(ABOUT THIS EXERCISE):
Search the listing for the string "uppvispade" and copy every line that contains it.

(SOURCE DATA):

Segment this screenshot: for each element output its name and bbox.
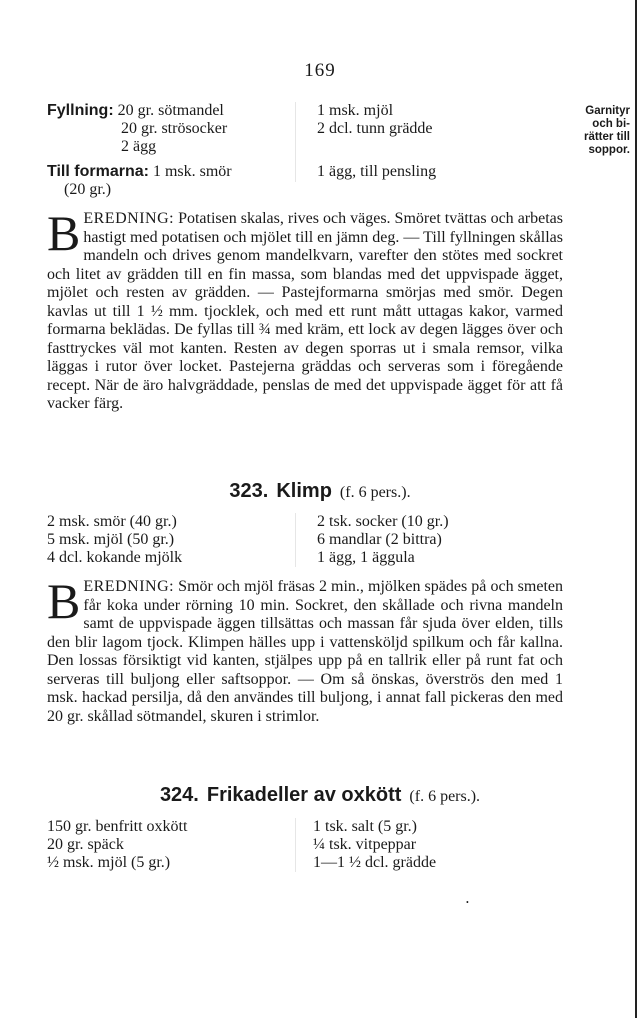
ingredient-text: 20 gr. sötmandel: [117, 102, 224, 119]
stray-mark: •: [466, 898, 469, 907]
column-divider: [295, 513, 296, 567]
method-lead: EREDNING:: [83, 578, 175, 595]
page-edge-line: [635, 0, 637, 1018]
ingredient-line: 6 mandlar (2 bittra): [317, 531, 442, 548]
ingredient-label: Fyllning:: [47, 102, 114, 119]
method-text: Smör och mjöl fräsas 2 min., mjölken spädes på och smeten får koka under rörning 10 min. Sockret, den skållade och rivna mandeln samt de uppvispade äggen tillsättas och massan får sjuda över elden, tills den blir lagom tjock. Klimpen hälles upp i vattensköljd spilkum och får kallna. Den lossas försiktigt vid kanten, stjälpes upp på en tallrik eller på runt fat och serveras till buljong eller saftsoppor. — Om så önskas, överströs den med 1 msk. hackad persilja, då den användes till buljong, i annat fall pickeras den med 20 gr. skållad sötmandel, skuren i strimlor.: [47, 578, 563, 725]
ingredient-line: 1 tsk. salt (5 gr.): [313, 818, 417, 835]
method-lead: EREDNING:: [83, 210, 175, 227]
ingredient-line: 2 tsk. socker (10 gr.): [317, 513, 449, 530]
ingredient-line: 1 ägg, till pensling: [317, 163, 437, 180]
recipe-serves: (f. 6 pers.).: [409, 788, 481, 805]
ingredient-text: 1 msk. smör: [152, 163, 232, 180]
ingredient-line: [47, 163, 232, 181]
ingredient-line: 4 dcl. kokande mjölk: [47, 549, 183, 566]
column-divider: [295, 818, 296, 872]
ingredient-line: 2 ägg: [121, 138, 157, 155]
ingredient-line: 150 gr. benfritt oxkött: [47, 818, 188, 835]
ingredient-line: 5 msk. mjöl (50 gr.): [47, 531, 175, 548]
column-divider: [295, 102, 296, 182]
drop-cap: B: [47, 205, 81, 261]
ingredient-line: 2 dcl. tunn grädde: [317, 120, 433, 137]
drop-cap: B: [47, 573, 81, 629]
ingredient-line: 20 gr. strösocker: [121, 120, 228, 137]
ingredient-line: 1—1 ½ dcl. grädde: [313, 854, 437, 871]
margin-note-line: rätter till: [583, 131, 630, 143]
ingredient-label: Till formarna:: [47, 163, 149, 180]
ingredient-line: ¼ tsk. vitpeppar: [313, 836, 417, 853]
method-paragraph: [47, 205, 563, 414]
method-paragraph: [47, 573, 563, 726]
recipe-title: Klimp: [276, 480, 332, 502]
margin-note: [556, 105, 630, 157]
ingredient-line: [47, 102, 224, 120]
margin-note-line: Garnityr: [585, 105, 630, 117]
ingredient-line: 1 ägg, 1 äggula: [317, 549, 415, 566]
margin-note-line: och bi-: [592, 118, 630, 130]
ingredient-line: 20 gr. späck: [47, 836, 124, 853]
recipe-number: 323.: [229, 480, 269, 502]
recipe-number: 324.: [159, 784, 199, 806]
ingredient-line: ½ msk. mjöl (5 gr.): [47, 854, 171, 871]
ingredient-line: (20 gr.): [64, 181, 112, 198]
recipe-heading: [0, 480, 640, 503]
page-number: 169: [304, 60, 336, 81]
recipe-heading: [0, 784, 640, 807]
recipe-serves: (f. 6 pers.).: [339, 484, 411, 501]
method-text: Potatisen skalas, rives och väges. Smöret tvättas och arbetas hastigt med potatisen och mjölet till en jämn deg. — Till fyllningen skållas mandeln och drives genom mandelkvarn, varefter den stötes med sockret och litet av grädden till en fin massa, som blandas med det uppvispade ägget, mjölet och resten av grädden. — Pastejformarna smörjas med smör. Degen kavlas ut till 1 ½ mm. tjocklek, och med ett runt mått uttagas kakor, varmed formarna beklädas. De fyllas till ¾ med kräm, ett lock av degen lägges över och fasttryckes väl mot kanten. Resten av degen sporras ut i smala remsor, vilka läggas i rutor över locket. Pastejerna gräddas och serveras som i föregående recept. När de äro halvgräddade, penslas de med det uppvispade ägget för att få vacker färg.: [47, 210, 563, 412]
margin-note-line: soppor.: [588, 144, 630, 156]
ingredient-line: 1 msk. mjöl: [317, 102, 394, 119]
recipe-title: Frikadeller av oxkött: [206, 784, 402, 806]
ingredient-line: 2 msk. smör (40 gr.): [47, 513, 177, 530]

(FINISHED TASK):
method-text: Smör och mjöl fräsas 2 min., mjölken spädes på och smeten får koka under rörning 10 min. Sockret, den skållade och rivna mandeln samt de uppvispade äggen tillsättas och massan får sjuda över elden, tills den blir lagom tjock. Klimpen hälles upp i vattensköljd spilkum och får kallna. Den lossas försiktigt vid kanten, stjälpes upp på en tallrik eller på runt fat och serveras till buljong eller saftsoppor. — Om så önskas, överströs den med 1 msk. hackad persilja, då den användes till buljong, i annat fall pickeras den med 20 gr. skållad sötmandel, skuren i strimlor.: [47, 578, 563, 725]
method-text: Potatisen skalas, rives och väges. Smöret tvättas och arbetas hastigt med potatisen och mjölet till en jämn deg. — Till fyllningen skållas mandeln och drives genom mandelkvarn, varefter den stötes med sockret och litet av grädden till en fin massa, som blandas med det uppvispade ägget, mjölet och resten av grädden. — Pastejformarna smörjas med smör. Degen kavlas ut till 1 ½ mm. tjocklek, och med ett runt mått uttagas kakor, varmed formarna beklädas. De fyllas till ¾ med kräm, ett lock av degen lägges över och fasttryckes väl mot kanten. Resten av degen sporras ut i smala remsor, vilka läggas i rutor över locket. Pastejerna gräddas och serveras som i föregående recept. När de äro halvgräddade, penslas de med det uppvispade ägget för att få vacker färg.: [47, 210, 563, 412]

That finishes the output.